In the material below, identify each line bearing the word "street". Reproduce those lines.

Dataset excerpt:
#####

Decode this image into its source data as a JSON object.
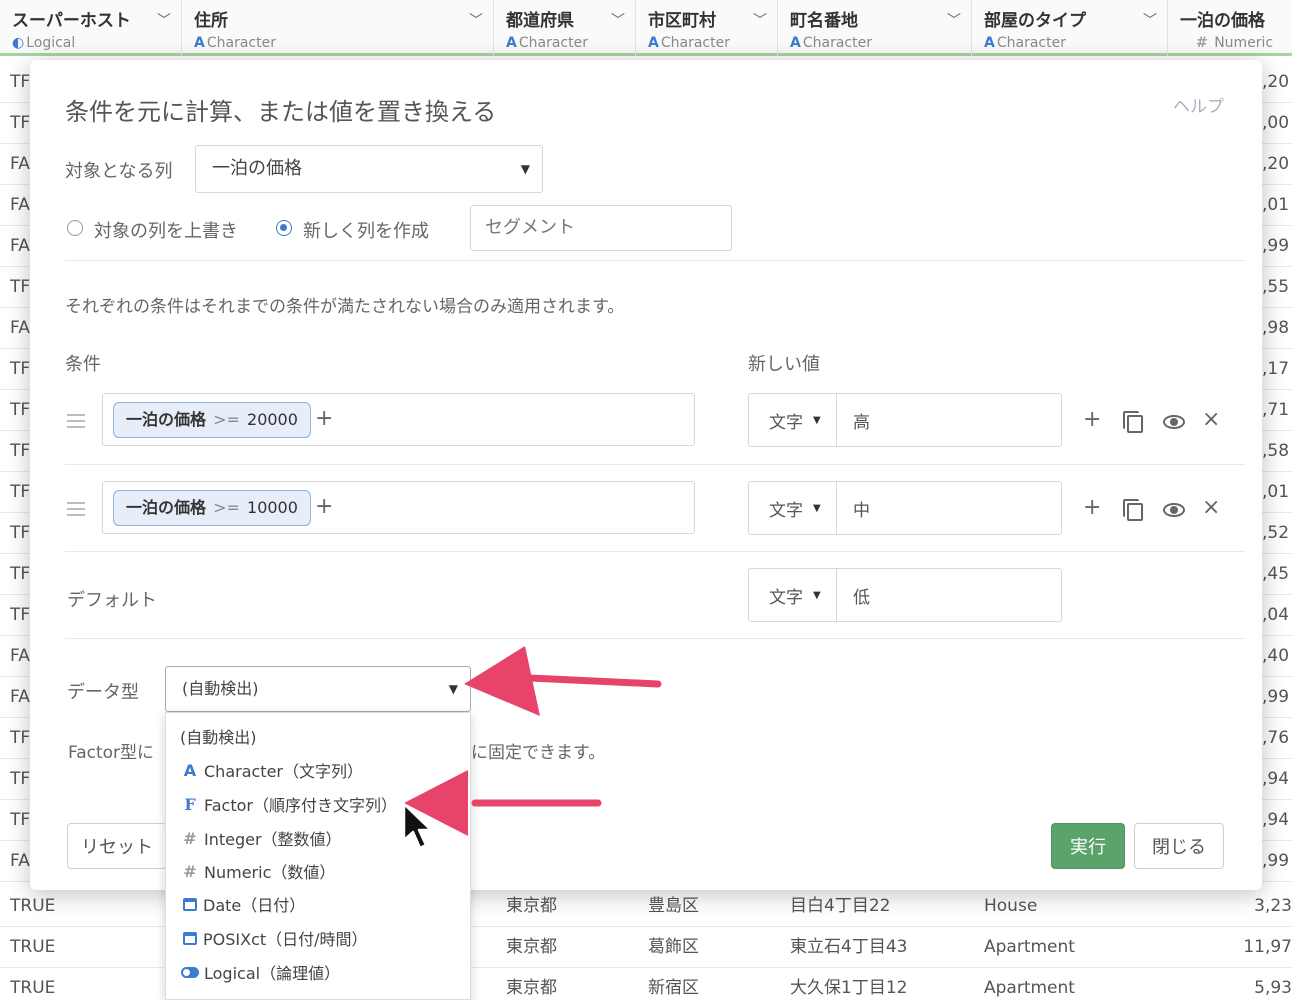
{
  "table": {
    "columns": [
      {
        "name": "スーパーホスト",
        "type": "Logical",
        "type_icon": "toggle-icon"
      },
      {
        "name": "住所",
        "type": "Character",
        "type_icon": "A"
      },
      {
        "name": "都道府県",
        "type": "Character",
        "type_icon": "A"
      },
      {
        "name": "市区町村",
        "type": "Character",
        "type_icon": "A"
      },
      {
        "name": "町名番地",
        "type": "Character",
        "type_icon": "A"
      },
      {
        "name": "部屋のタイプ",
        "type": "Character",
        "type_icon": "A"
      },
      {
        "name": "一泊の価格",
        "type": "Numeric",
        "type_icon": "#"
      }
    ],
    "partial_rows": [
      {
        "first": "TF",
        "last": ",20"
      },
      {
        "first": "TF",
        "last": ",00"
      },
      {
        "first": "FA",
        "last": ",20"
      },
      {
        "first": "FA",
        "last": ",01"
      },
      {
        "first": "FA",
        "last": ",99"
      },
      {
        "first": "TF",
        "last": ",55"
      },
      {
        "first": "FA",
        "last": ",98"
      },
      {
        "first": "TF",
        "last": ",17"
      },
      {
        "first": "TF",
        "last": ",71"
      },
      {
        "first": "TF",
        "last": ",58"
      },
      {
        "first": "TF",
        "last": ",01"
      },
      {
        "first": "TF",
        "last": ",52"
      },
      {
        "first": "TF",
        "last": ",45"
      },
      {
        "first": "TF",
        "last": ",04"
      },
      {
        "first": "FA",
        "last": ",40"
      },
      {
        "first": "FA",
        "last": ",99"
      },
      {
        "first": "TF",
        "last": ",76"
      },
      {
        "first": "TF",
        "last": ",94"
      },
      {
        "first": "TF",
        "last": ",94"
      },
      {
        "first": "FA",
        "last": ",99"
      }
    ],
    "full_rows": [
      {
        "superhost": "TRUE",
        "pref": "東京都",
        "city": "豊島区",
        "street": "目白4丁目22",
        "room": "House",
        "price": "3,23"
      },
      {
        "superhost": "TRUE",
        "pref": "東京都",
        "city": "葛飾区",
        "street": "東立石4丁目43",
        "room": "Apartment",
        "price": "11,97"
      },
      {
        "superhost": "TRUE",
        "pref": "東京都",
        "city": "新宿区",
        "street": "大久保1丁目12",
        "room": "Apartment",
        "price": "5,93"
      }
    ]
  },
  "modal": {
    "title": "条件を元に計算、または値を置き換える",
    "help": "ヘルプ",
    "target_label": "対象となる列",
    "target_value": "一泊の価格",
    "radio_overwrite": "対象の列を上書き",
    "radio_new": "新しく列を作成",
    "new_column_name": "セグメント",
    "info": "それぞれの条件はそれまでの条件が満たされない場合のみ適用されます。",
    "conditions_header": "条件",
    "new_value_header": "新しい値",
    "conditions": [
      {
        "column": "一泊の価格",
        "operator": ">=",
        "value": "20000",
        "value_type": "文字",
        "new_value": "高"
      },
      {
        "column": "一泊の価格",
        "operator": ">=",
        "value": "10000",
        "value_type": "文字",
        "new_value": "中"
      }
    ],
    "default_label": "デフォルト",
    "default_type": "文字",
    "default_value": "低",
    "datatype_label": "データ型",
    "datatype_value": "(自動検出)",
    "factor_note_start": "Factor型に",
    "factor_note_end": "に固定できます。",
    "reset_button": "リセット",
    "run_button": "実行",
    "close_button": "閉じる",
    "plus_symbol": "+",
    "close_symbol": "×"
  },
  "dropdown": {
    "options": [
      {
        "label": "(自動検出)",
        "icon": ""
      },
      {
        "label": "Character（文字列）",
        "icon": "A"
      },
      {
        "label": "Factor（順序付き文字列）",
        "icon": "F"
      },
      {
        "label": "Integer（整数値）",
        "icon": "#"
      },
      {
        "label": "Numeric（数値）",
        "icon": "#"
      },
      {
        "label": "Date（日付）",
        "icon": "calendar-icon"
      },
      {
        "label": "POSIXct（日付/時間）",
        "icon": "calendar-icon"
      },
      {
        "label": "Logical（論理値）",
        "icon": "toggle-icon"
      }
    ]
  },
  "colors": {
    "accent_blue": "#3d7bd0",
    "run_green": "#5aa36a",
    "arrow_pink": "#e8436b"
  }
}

#####

COMPLETED EXERCISE:
        "street": "目白4丁目22",
        "street": "東立石4丁目43",
        "street": "大久保1丁目12",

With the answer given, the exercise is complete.